• _Selected excerpt_
From kidnappings and murder plots to men weeping in Parliament over civil liberties, The Scapegoat navigates love, war-fever and pacifism in a society on the brink of cataclysmic change. In this immersive and authoritative account, Hughes-Hallett summons an era that still resonates today.
APPLE BOOKS REVIEW
Murder, corruption, and scandalous sexual liaisons pepper this gripping historical biography of the first Duke of Buckingham. With the pervasive rumors of King James’ fondness for beautiful young men, it was no surprise the elegant George Villiers rose quickly from courtesan to the king’s favorite. More than a pretty face, Villiers was ruthlessly cunning, and his fearless scheming eventually put him at odds with some powerful people, even his own king and protector. Using everything from court records to personal correspondence, cultural historian Lucy Hughes-Hallett has created an extensively researched and utterly captivating account of the rise and fall of one of 17th-century England’s most charismatic characters. Hughes-Hallett’s knowing narration sounds almost conspiratorial as she reveals the shocking secrets and salacious machinations of some of the tumultuous era’s most flamboyant characters, including Francis Bacon, Prince Charles, and a possibly murderous couple of minor royals, the Earl and Countess of Somerset. If you thought politics is cutthroat now, get a load of this lot of schemers and backstabbers.

(Bounding box lines)
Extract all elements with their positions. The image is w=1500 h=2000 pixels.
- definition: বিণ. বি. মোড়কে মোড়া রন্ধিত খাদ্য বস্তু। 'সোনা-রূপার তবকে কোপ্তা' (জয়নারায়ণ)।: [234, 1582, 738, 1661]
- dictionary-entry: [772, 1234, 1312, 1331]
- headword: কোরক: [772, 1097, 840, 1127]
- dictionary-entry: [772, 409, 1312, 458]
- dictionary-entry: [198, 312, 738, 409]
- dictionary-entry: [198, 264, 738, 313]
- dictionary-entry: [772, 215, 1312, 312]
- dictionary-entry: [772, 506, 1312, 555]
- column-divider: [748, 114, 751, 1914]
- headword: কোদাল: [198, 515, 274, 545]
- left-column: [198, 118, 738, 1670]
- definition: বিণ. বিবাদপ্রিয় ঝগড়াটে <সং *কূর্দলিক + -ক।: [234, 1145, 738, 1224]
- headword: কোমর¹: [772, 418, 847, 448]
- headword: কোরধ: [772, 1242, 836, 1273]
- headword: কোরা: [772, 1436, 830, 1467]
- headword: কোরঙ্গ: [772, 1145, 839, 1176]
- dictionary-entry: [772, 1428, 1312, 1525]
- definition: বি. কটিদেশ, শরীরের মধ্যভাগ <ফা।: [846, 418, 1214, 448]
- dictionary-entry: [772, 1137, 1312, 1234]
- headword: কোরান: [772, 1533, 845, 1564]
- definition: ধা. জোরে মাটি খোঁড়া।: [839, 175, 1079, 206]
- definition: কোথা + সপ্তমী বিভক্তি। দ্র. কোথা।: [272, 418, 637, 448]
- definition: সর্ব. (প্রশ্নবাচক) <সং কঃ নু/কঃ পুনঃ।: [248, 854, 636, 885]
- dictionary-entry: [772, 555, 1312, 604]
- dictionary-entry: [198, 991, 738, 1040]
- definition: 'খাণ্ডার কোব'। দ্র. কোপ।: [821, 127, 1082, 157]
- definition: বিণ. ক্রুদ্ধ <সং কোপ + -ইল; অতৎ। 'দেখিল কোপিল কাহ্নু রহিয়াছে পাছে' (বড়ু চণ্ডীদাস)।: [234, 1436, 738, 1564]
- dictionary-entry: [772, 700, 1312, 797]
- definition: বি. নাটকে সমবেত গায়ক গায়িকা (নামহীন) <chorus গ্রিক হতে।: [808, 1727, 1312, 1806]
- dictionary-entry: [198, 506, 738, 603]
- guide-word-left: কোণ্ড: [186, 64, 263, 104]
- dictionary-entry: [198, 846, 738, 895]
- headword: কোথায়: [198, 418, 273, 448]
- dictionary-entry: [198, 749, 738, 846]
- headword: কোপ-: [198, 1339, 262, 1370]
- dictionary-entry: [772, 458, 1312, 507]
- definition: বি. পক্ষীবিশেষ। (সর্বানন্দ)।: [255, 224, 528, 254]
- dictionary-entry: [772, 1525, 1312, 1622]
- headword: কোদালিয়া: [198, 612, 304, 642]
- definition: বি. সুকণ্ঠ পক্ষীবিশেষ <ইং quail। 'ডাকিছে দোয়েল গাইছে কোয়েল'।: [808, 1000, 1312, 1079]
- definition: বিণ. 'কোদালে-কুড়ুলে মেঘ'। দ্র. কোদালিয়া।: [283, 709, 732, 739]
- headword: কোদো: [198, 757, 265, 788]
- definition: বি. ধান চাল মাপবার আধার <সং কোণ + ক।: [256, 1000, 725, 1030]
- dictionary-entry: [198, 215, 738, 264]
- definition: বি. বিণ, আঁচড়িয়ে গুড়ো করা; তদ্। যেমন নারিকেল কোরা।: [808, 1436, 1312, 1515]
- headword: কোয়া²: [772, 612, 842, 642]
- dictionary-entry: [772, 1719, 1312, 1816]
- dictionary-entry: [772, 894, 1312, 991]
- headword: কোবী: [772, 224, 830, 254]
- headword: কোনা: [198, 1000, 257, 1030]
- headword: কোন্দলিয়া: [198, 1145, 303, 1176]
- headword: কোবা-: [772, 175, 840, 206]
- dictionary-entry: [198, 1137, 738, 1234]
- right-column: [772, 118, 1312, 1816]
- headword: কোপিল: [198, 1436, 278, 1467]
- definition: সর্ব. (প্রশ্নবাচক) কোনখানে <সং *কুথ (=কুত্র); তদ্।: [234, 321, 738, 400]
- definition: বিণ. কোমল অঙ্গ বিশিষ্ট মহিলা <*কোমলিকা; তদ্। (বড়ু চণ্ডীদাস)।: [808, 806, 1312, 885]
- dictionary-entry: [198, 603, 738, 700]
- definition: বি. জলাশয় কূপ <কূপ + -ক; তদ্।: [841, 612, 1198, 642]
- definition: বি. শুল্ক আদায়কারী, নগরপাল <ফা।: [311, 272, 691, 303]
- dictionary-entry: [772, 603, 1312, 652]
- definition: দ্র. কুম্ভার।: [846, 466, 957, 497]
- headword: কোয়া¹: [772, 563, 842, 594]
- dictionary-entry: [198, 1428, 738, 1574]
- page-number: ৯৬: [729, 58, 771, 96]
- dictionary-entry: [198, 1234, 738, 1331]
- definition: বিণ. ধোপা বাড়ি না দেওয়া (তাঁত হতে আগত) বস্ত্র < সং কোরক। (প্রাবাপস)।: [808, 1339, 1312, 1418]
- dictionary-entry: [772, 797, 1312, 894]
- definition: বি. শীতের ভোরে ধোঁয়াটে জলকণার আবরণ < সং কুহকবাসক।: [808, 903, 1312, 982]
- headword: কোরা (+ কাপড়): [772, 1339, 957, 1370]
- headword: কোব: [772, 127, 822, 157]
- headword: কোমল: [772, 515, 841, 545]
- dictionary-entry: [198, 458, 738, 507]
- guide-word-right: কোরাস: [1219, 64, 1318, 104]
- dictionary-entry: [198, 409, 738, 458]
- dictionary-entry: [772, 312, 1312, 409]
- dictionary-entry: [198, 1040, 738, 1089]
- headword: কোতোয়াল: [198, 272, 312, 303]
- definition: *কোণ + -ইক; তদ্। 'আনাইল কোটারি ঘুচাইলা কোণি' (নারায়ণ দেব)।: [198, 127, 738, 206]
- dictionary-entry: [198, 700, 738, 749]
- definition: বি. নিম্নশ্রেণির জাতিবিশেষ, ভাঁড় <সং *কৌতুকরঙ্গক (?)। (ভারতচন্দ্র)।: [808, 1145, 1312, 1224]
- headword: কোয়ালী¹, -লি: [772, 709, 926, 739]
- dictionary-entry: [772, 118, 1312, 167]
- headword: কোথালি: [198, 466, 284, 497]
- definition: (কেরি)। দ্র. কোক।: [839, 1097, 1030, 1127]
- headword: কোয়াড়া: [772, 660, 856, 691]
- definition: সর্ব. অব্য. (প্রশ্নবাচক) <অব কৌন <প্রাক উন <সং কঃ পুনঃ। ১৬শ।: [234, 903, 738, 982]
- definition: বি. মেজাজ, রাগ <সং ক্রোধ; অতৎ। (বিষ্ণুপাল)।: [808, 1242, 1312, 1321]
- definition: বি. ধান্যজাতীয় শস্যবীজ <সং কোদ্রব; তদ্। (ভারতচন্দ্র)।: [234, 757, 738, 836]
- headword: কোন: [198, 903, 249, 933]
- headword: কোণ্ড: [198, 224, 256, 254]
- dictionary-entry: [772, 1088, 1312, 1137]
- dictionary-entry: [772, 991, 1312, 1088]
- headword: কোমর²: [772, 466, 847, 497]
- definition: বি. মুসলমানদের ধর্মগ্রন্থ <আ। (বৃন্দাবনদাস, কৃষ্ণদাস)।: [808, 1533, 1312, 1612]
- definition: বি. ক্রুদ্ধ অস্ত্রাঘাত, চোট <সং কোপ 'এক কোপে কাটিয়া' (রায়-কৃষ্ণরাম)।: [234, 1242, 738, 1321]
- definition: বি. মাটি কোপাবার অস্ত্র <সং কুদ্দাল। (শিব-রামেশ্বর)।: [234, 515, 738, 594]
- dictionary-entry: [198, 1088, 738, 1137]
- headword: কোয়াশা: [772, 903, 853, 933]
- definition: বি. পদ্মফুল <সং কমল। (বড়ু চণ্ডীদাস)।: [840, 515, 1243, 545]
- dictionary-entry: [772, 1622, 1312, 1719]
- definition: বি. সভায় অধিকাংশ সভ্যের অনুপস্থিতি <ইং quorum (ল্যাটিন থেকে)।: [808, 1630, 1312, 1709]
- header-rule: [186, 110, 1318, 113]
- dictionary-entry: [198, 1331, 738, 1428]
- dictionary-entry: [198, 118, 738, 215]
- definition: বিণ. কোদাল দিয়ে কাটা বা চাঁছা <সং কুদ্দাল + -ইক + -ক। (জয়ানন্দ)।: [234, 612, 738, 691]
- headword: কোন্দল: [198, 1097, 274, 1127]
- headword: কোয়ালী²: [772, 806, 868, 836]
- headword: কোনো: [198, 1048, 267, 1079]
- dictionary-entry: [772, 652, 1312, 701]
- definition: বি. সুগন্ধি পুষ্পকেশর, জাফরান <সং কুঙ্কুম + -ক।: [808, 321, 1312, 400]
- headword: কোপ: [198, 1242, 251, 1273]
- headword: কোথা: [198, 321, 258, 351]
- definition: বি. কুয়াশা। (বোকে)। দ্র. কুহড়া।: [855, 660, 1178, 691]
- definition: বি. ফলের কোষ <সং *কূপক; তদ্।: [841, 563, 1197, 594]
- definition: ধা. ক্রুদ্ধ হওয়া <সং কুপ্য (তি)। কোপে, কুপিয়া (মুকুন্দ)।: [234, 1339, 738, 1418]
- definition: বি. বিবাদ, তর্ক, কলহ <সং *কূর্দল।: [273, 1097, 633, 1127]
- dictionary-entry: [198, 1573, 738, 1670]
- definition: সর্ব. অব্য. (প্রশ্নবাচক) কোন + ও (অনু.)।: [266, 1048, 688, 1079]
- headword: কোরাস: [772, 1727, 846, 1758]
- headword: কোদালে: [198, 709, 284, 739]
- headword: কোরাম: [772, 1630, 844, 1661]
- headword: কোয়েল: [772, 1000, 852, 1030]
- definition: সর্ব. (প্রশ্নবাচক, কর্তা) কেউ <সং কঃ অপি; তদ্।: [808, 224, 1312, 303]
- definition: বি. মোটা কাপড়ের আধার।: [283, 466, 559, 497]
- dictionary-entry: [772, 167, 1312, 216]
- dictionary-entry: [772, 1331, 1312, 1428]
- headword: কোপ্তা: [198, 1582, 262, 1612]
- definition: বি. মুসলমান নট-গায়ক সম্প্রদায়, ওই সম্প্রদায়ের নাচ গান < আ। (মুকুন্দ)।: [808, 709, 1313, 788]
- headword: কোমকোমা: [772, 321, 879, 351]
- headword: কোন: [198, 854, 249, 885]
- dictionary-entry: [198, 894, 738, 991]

• _What you are asked to do_
Please name the subject of the historical biography that the book review describes.

• _Task answer_
The first Duke of Buckingham, George Villiers.